## Exercise goal:
All the data below goes into the copy word for word, but the pictures don't.

[Start of Material provided]

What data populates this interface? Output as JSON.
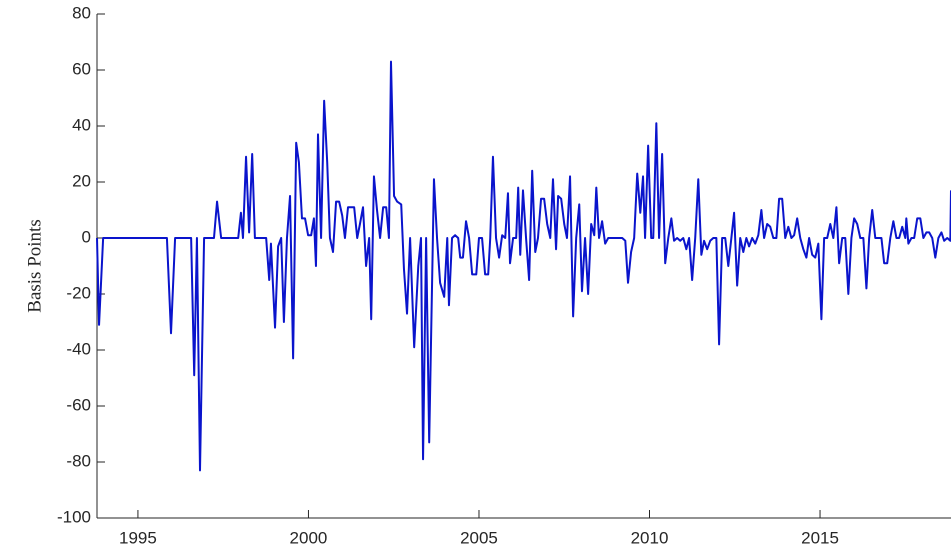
{
  "chart_data": {
    "type": "line",
    "y_label": "Basis Points",
    "x": [
      1993.8,
      1993.86,
      1993.98,
      1995.85,
      1995.97,
      1996.09,
      1996.56,
      1996.65,
      1996.73,
      1996.82,
      1996.94,
      1997.23,
      1997.32,
      1997.44,
      1997.94,
      1998.02,
      1998.08,
      1998.17,
      1998.26,
      1998.35,
      1998.43,
      1998.76,
      1998.85,
      1998.9,
      1999.02,
      1999.11,
      1999.2,
      1999.28,
      1999.37,
      1999.46,
      1999.55,
      1999.64,
      1999.72,
      1999.81,
      1999.9,
      1999.99,
      2000.08,
      2000.16,
      2000.22,
      2000.28,
      2000.37,
      2000.46,
      2000.55,
      2000.63,
      2000.72,
      2000.81,
      2000.9,
      2000.99,
      2001.07,
      2001.16,
      2001.25,
      2001.34,
      2001.43,
      2001.51,
      2001.6,
      2001.69,
      2001.78,
      2001.84,
      2001.92,
      2002.01,
      2002.1,
      2002.19,
      2002.28,
      2002.36,
      2002.42,
      2002.51,
      2002.6,
      2002.72,
      2002.8,
      2002.89,
      2002.98,
      2003.1,
      2003.22,
      2003.3,
      2003.36,
      2003.45,
      2003.54,
      2003.68,
      2003.77,
      2003.86,
      2003.98,
      2004.07,
      2004.12,
      2004.21,
      2004.3,
      2004.39,
      2004.45,
      2004.53,
      2004.62,
      2004.71,
      2004.8,
      2004.92,
      2005.0,
      2005.09,
      2005.18,
      2005.27,
      2005.33,
      2005.41,
      2005.5,
      2005.59,
      2005.68,
      2005.77,
      2005.85,
      2005.91,
      2006.0,
      2006.09,
      2006.15,
      2006.21,
      2006.29,
      2006.38,
      2006.47,
      2006.56,
      2006.65,
      2006.73,
      2006.82,
      2006.91,
      2007.0,
      2007.09,
      2007.17,
      2007.26,
      2007.32,
      2007.41,
      2007.5,
      2007.58,
      2007.67,
      2007.76,
      2007.85,
      2007.94,
      2008.02,
      2008.11,
      2008.2,
      2008.29,
      2008.38,
      2008.44,
      2008.52,
      2008.61,
      2008.7,
      2008.79,
      2008.9,
      2009.05,
      2009.2,
      2009.29,
      2009.37,
      2009.46,
      2009.55,
      2009.64,
      2009.73,
      2009.81,
      2009.87,
      2009.96,
      2010.05,
      2010.11,
      2010.2,
      2010.28,
      2010.37,
      2010.46,
      2010.55,
      2010.64,
      2010.72,
      2010.81,
      2010.9,
      2010.99,
      2011.08,
      2011.16,
      2011.25,
      2011.34,
      2011.43,
      2011.52,
      2011.6,
      2011.69,
      2011.78,
      2011.87,
      2011.96,
      2012.04,
      2012.13,
      2012.22,
      2012.31,
      2012.4,
      2012.48,
      2012.57,
      2012.66,
      2012.75,
      2012.84,
      2012.92,
      2013.01,
      2013.1,
      2013.19,
      2013.28,
      2013.36,
      2013.45,
      2013.54,
      2013.63,
      2013.72,
      2013.8,
      2013.89,
      2013.98,
      2014.07,
      2014.16,
      2014.24,
      2014.33,
      2014.42,
      2014.51,
      2014.6,
      2014.68,
      2014.77,
      2014.86,
      2014.95,
      2015.04,
      2015.12,
      2015.21,
      2015.3,
      2015.39,
      2015.48,
      2015.56,
      2015.65,
      2015.74,
      2015.83,
      2015.92,
      2016.0,
      2016.09,
      2016.18,
      2016.27,
      2016.36,
      2016.44,
      2016.53,
      2016.62,
      2016.71,
      2016.8,
      2016.88,
      2016.97,
      2017.06,
      2017.15,
      2017.24,
      2017.32,
      2017.41,
      2017.5,
      2017.53,
      2017.59,
      2017.68,
      2017.76,
      2017.85,
      2017.94,
      2018.03,
      2018.12,
      2018.2,
      2018.29,
      2018.38,
      2018.47,
      2018.56,
      2018.64,
      2018.73,
      2018.82,
      2018.84
    ],
    "series": [
      {
        "color": "#0a14cc",
        "values": [
          0,
          -31,
          0,
          0,
          -34,
          0,
          0,
          -49,
          0,
          -83,
          0,
          0,
          13,
          0,
          0,
          9,
          0,
          29,
          2,
          30,
          0,
          0,
          -15,
          -2,
          -32,
          -3,
          0,
          -30,
          0,
          15,
          -43,
          34,
          27,
          7,
          7,
          1,
          1,
          7,
          -10,
          37,
          0,
          49,
          27,
          0,
          -5,
          13,
          13,
          8,
          0,
          11,
          11,
          11,
          0,
          5,
          11,
          -10,
          0,
          -29,
          22,
          10,
          0,
          11,
          11,
          0,
          63,
          15,
          13,
          12,
          -11,
          -27,
          0,
          -39,
          -10,
          0,
          -79,
          0,
          -73,
          21,
          0,
          -16,
          -21,
          0,
          -24,
          0,
          1,
          0,
          -7,
          -7,
          6,
          0,
          -13,
          -13,
          0,
          0,
          -13,
          -13,
          0,
          29,
          0,
          -7,
          1,
          0,
          16,
          -9,
          0,
          0,
          18,
          -6,
          17,
          0,
          -15,
          24,
          -5,
          0,
          14,
          14,
          5,
          0,
          21,
          -4,
          15,
          14,
          5,
          0,
          22,
          -28,
          0,
          12,
          -19,
          0,
          -20,
          5,
          1,
          18,
          0,
          6,
          -2,
          0,
          0,
          0,
          0,
          -1,
          -16,
          -5,
          0,
          23,
          9,
          22,
          0,
          33,
          0,
          0,
          41,
          0,
          30,
          -9,
          0,
          7,
          -1,
          0,
          -1,
          0,
          -4,
          0,
          -15,
          0,
          21,
          -6,
          -1,
          -4,
          -1,
          0,
          0,
          -38,
          0,
          0,
          -10,
          0,
          9,
          -17,
          0,
          -5,
          0,
          -3,
          0,
          -2,
          1,
          10,
          0,
          5,
          4,
          0,
          0,
          14,
          14,
          0,
          4,
          0,
          1,
          7,
          0,
          -4,
          -7,
          0,
          -6,
          -7,
          -2,
          -29,
          0,
          0,
          5,
          0,
          11,
          -9,
          0,
          0,
          -20,
          0,
          7,
          5,
          0,
          0,
          -18,
          0,
          10,
          0,
          0,
          0,
          -9,
          -9,
          0,
          6,
          0,
          0,
          4,
          0,
          7,
          -2,
          0,
          0,
          7,
          7,
          0,
          2,
          2,
          0,
          -7,
          0,
          2,
          -1,
          0,
          -1,
          17
        ]
      }
    ],
    "xlim": [
      1993.8,
      2018.84
    ],
    "xticks": [
      1995,
      2000,
      2005,
      2010,
      2015
    ],
    "ylim": [
      -100,
      80
    ],
    "yticks": [
      -100,
      -80,
      -60,
      -40,
      -20,
      0,
      20,
      40,
      60,
      80
    ],
    "grid": false
  }
}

[End of Material provided]

## Completed task:
What data populates this interface? Output as JSON.
{
  "chart_data": {
    "type": "line",
    "y_label": "Basis Points",
    "x": [
      1993.8,
      1993.86,
      1993.98,
      1995.85,
      1995.97,
      1996.09,
      1996.56,
      1996.65,
      1996.73,
      1996.82,
      1996.94,
      1997.23,
      1997.32,
      1997.44,
      1997.94,
      1998.02,
      1998.08,
      1998.17,
      1998.26,
      1998.35,
      1998.43,
      1998.76,
      1998.85,
      1998.9,
      1999.02,
      1999.11,
      1999.2,
      1999.28,
      1999.37,
      1999.46,
      1999.55,
      1999.64,
      1999.72,
      1999.81,
      1999.9,
      1999.99,
      2000.08,
      2000.16,
      2000.22,
      2000.28,
      2000.37,
      2000.46,
      2000.55,
      2000.63,
      2000.72,
      2000.81,
      2000.9,
      2000.99,
      2001.07,
      2001.16,
      2001.25,
      2001.34,
      2001.43,
      2001.51,
      2001.6,
      2001.69,
      2001.78,
      2001.84,
      2001.92,
      2002.01,
      2002.1,
      2002.19,
      2002.28,
      2002.36,
      2002.42,
      2002.51,
      2002.6,
      2002.72,
      2002.8,
      2002.89,
      2002.98,
      2003.1,
      2003.22,
      2003.3,
      2003.36,
      2003.45,
      2003.54,
      2003.68,
      2003.77,
      2003.86,
      2003.98,
      2004.07,
      2004.12,
      2004.21,
      2004.3,
      2004.39,
      2004.45,
      2004.53,
      2004.62,
      2004.71,
      2004.8,
      2004.92,
      2005.0,
      2005.09,
      2005.18,
      2005.27,
      2005.33,
      2005.41,
      2005.5,
      2005.59,
      2005.68,
      2005.77,
      2005.85,
      2005.91,
      2006.0,
      2006.09,
      2006.15,
      2006.21,
      2006.29,
      2006.38,
      2006.47,
      2006.56,
      2006.65,
      2006.73,
      2006.82,
      2006.91,
      2007.0,
      2007.09,
      2007.17,
      2007.26,
      2007.32,
      2007.41,
      2007.5,
      2007.58,
      2007.67,
      2007.76,
      2007.85,
      2007.94,
      2008.02,
      2008.11,
      2008.2,
      2008.29,
      2008.38,
      2008.44,
      2008.52,
      2008.61,
      2008.7,
      2008.79,
      2008.9,
      2009.05,
      2009.2,
      2009.29,
      2009.37,
      2009.46,
      2009.55,
      2009.64,
      2009.73,
      2009.81,
      2009.87,
      2009.96,
      2010.05,
      2010.11,
      2010.2,
      2010.28,
      2010.37,
      2010.46,
      2010.55,
      2010.64,
      2010.72,
      2010.81,
      2010.9,
      2010.99,
      2011.08,
      2011.16,
      2011.25,
      2011.34,
      2011.43,
      2011.52,
      2011.6,
      2011.69,
      2011.78,
      2011.87,
      2011.96,
      2012.04,
      2012.13,
      2012.22,
      2012.31,
      2012.4,
      2012.48,
      2012.57,
      2012.66,
      2012.75,
      2012.84,
      2012.92,
      2013.01,
      2013.1,
      2013.19,
      2013.28,
      2013.36,
      2013.45,
      2013.54,
      2013.63,
      2013.72,
      2013.8,
      2013.89,
      2013.98,
      2014.07,
      2014.16,
      2014.24,
      2014.33,
      2014.42,
      2014.51,
      2014.6,
      2014.68,
      2014.77,
      2014.86,
      2014.95,
      2015.04,
      2015.12,
      2015.21,
      2015.3,
      2015.39,
      2015.48,
      2015.56,
      2015.65,
      2015.74,
      2015.83,
      2015.92,
      2016.0,
      2016.09,
      2016.18,
      2016.27,
      2016.36,
      2016.44,
      2016.53,
      2016.62,
      2016.71,
      2016.8,
      2016.88,
      2016.97,
      2017.06,
      2017.15,
      2017.24,
      2017.32,
      2017.41,
      2017.5,
      2017.53,
      2017.59,
      2017.68,
      2017.76,
      2017.85,
      2017.94,
      2018.03,
      2018.12,
      2018.2,
      2018.29,
      2018.38,
      2018.47,
      2018.56,
      2018.64,
      2018.73,
      2018.82,
      2018.84
    ],
    "series": [
      {
        "color": "#0a14cc",
        "values": [
          0,
          -31,
          0,
          0,
          -34,
          0,
          0,
          -49,
          0,
          -83,
          0,
          0,
          13,
          0,
          0,
          9,
          0,
          29,
          2,
          30,
          0,
          0,
          -15,
          -2,
          -32,
          -3,
          0,
          -30,
          0,
          15,
          -43,
          34,
          27,
          7,
          7,
          1,
          1,
          7,
          -10,
          37,
          0,
          49,
          27,
          0,
          -5,
          13,
          13,
          8,
          0,
          11,
          11,
          11,
          0,
          5,
          11,
          -10,
          0,
          -29,
          22,
          10,
          0,
          11,
          11,
          0,
          63,
          15,
          13,
          12,
          -11,
          -27,
          0,
          -39,
          -10,
          0,
          -79,
          0,
          -73,
          21,
          0,
          -16,
          -21,
          0,
          -24,
          0,
          1,
          0,
          -7,
          -7,
          6,
          0,
          -13,
          -13,
          0,
          0,
          -13,
          -13,
          0,
          29,
          0,
          -7,
          1,
          0,
          16,
          -9,
          0,
          0,
          18,
          -6,
          17,
          0,
          -15,
          24,
          -5,
          0,
          14,
          14,
          5,
          0,
          21,
          -4,
          15,
          14,
          5,
          0,
          22,
          -28,
          0,
          12,
          -19,
          0,
          -20,
          5,
          1,
          18,
          0,
          6,
          -2,
          0,
          0,
          0,
          0,
          -1,
          -16,
          -5,
          0,
          23,
          9,
          22,
          0,
          33,
          0,
          0,
          41,
          0,
          30,
          -9,
          0,
          7,
          -1,
          0,
          -1,
          0,
          -4,
          0,
          -15,
          0,
          21,
          -6,
          -1,
          -4,
          -1,
          0,
          0,
          -38,
          0,
          0,
          -10,
          0,
          9,
          -17,
          0,
          -5,
          0,
          -3,
          0,
          -2,
          1,
          10,
          0,
          5,
          4,
          0,
          0,
          14,
          14,
          0,
          4,
          0,
          1,
          7,
          0,
          -4,
          -7,
          0,
          -6,
          -7,
          -2,
          -29,
          0,
          0,
          5,
          0,
          11,
          -9,
          0,
          0,
          -20,
          0,
          7,
          5,
          0,
          0,
          -18,
          0,
          10,
          0,
          0,
          0,
          -9,
          -9,
          0,
          6,
          0,
          0,
          4,
          0,
          7,
          -2,
          0,
          0,
          7,
          7,
          0,
          2,
          2,
          0,
          -7,
          0,
          2,
          -1,
          0,
          -1,
          17
        ]
      }
    ],
    "xlim": [
      1993.8,
      2018.84
    ],
    "xticks": [
      1995,
      2000,
      2005,
      2010,
      2015
    ],
    "ylim": [
      -100,
      80
    ],
    "yticks": [
      -100,
      -80,
      -60,
      -40,
      -20,
      0,
      20,
      40,
      60,
      80
    ],
    "grid": false
  }
}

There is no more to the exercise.